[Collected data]
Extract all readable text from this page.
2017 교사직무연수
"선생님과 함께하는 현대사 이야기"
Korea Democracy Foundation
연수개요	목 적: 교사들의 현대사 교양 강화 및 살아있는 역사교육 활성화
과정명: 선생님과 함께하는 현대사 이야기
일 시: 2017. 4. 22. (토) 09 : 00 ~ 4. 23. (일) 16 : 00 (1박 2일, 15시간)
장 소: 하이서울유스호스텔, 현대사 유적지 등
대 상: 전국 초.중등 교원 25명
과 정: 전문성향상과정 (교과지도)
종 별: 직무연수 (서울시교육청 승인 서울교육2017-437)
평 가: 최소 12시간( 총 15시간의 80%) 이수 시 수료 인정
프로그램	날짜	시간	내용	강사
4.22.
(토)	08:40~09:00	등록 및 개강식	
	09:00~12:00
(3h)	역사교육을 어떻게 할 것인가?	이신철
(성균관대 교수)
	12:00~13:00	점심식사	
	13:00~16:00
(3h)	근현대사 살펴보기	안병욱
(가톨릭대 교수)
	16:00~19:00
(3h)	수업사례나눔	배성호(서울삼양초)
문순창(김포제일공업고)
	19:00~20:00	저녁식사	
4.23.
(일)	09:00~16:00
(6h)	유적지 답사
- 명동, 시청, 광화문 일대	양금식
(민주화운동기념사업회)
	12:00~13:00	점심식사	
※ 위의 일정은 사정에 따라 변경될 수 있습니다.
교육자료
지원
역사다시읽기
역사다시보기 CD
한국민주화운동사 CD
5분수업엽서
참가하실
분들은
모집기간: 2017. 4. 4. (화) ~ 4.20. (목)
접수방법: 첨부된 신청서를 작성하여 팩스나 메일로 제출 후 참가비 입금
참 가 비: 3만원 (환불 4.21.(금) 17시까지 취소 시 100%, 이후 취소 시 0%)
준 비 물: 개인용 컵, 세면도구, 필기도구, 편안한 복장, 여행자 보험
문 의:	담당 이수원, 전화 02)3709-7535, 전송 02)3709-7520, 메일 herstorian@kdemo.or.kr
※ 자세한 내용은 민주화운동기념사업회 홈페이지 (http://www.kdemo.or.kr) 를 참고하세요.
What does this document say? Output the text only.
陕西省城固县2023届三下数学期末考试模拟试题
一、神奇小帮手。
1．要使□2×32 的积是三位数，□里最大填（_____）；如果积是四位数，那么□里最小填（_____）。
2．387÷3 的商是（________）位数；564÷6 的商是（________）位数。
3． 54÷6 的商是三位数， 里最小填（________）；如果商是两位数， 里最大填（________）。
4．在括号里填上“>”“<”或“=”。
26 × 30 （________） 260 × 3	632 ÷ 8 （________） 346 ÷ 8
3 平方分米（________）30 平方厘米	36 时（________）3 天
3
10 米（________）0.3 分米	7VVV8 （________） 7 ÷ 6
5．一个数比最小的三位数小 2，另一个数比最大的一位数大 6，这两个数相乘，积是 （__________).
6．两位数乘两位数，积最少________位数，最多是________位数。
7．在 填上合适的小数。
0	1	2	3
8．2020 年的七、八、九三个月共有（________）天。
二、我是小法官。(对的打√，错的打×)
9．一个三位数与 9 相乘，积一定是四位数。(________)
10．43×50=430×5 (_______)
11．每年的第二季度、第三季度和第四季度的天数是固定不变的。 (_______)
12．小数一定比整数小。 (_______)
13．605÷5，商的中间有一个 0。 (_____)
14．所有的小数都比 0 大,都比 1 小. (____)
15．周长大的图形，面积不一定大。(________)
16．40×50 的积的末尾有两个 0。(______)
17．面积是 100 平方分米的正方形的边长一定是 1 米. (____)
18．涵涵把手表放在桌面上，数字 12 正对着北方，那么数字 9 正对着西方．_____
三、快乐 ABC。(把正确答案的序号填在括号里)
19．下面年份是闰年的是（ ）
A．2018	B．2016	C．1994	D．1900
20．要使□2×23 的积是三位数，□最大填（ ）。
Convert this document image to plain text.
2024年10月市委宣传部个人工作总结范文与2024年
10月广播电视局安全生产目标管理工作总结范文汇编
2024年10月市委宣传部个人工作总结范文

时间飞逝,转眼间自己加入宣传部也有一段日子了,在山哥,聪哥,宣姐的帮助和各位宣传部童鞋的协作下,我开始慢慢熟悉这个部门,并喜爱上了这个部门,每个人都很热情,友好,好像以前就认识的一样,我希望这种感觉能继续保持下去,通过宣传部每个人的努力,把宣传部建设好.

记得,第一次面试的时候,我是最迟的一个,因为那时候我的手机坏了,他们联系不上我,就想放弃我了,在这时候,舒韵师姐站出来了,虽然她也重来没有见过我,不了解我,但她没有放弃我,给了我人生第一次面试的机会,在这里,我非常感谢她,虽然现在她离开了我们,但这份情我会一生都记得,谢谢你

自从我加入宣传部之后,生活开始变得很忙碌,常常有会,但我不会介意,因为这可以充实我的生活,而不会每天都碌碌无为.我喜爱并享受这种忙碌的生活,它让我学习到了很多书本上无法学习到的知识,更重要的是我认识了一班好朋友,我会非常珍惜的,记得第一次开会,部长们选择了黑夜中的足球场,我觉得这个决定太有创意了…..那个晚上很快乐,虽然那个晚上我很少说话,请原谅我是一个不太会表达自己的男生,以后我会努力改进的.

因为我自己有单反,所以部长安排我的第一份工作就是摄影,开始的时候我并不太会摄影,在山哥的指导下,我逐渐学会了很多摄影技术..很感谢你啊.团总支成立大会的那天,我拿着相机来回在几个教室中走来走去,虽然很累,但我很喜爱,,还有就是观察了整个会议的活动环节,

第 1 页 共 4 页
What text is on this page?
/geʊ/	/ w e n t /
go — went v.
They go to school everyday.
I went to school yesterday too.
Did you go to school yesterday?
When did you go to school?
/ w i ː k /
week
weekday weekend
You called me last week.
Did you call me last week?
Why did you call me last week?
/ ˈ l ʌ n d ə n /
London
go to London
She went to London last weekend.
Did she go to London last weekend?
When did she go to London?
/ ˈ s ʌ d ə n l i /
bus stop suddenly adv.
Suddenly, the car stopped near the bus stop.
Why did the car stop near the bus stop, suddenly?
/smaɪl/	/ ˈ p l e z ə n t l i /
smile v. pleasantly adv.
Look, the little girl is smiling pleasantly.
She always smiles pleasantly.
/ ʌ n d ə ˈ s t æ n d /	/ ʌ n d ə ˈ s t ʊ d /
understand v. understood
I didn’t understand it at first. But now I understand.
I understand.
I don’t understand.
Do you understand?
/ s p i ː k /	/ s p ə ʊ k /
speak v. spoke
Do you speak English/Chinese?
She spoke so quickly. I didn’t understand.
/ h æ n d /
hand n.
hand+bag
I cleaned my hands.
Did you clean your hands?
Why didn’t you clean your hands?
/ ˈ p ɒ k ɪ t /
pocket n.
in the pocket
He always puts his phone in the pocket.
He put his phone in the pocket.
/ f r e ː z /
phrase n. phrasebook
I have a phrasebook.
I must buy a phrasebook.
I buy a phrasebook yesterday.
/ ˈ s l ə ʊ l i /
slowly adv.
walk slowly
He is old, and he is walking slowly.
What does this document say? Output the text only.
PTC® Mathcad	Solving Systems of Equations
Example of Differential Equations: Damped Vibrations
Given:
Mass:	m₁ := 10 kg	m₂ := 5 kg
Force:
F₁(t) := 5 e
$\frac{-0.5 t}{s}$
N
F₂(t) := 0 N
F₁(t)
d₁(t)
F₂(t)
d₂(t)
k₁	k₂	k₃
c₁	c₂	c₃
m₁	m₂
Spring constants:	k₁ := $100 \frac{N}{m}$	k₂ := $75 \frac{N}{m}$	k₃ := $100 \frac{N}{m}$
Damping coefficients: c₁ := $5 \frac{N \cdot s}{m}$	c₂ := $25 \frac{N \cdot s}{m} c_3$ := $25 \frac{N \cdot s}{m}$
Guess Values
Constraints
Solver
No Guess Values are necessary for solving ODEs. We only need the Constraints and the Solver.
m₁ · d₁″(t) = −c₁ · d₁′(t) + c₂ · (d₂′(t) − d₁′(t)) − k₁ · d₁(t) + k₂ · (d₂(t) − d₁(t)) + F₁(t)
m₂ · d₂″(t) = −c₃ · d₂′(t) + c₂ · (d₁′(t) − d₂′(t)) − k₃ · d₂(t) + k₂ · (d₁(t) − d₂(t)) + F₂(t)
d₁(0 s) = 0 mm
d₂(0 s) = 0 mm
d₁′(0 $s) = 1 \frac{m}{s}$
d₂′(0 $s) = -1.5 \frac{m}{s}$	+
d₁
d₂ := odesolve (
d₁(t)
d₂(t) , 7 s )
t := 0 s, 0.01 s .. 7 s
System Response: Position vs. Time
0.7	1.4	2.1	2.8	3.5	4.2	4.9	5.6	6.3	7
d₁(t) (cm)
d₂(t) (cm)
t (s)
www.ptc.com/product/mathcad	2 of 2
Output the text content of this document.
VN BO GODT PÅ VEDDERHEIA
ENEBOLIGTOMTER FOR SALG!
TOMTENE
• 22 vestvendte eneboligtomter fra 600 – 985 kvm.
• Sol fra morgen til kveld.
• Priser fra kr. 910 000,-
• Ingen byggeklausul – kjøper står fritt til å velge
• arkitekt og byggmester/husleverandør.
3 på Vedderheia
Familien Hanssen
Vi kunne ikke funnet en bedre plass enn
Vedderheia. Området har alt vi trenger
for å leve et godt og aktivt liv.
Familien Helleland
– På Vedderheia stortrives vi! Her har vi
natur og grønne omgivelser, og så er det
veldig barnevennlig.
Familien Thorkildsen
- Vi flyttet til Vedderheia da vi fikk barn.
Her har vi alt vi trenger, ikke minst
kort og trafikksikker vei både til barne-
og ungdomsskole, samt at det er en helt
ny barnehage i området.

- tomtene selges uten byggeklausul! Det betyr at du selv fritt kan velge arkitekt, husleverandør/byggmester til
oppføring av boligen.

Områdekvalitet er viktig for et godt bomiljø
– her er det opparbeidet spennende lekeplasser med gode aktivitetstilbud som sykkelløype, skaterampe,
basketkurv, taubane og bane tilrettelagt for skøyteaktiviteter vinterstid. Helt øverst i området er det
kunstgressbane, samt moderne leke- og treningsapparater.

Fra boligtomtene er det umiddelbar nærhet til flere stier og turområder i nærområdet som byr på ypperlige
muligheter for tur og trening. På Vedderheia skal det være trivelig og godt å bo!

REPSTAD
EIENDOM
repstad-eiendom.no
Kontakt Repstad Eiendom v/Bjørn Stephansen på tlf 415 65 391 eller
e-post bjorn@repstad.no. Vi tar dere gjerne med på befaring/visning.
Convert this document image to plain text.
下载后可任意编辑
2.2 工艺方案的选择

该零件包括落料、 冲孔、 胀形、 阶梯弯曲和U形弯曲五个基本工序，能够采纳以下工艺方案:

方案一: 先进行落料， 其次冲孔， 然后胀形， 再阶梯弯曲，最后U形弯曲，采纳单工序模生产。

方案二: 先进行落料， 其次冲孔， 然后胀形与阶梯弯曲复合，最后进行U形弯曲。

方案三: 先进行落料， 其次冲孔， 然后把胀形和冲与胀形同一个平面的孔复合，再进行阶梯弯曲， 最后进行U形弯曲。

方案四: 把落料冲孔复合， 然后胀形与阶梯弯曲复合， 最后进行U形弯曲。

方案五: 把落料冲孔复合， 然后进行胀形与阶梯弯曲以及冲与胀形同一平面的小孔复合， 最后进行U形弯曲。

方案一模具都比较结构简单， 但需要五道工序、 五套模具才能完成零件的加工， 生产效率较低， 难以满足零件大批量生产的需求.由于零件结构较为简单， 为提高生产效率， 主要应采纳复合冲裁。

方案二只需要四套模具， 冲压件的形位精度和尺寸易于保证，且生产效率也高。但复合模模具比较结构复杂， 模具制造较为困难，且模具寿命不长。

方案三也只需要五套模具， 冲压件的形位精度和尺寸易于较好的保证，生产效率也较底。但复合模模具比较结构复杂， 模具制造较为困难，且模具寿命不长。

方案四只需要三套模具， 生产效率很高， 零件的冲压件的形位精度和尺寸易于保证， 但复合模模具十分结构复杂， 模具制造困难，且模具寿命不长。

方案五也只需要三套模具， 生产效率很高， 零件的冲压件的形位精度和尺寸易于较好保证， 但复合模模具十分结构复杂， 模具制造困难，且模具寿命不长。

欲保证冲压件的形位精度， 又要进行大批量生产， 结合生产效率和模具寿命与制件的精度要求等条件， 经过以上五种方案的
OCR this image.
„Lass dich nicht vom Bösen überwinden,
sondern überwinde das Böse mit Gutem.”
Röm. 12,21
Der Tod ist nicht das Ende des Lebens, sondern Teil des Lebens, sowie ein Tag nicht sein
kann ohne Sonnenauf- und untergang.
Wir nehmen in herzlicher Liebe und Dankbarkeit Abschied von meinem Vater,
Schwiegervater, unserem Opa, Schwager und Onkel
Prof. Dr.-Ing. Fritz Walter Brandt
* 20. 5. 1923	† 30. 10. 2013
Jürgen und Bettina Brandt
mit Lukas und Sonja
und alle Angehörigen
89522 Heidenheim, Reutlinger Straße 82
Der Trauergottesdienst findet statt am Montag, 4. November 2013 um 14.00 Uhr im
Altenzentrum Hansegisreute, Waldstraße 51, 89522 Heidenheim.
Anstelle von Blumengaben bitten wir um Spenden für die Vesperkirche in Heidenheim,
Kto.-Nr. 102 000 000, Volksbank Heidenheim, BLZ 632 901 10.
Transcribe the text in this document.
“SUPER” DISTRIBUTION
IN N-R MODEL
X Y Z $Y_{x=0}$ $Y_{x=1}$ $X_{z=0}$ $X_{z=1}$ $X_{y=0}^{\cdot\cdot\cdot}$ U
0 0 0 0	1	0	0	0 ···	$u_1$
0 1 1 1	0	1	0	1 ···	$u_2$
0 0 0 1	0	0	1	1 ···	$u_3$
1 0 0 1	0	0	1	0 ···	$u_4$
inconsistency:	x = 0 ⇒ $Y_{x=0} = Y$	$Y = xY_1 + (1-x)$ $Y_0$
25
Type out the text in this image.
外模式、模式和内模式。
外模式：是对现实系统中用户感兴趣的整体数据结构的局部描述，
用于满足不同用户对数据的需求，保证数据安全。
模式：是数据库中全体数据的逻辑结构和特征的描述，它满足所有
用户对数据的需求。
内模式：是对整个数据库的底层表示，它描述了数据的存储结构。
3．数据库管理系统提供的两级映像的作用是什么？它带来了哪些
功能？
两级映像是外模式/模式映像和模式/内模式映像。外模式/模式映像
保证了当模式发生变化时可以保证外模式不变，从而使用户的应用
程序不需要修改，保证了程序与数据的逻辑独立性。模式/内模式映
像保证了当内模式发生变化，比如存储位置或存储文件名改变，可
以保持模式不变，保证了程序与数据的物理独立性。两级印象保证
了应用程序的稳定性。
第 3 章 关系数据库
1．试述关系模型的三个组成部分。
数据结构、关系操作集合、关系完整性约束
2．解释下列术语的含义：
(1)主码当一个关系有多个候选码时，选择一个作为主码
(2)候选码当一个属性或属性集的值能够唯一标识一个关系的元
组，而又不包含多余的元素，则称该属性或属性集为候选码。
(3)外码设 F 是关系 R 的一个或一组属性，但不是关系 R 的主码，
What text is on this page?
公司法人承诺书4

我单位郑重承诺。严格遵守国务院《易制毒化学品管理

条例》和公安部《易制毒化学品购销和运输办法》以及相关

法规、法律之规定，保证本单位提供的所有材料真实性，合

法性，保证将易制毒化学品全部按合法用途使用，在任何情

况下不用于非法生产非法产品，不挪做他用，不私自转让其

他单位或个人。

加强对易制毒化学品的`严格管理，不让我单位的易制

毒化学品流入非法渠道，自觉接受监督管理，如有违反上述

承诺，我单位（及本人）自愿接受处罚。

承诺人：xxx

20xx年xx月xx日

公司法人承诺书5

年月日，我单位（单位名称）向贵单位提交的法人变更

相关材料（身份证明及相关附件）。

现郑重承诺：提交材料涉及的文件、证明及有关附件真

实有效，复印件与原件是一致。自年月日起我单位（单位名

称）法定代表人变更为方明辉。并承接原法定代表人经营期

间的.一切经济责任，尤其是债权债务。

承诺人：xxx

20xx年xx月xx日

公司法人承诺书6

* [EXERCISE BRIEF]: List every line from the entries above in which "里最大填" appears.

* [RESPONSE FOR THIS EXERCISE]:
1．要使□2×32 的积是三位数，□里最大填（_____）；如果积是四位数，那么□里最小填（_____）。
3． 54÷6 的商是三位数， 里最小填（________）；如果商是两位数， 里最大填（________）。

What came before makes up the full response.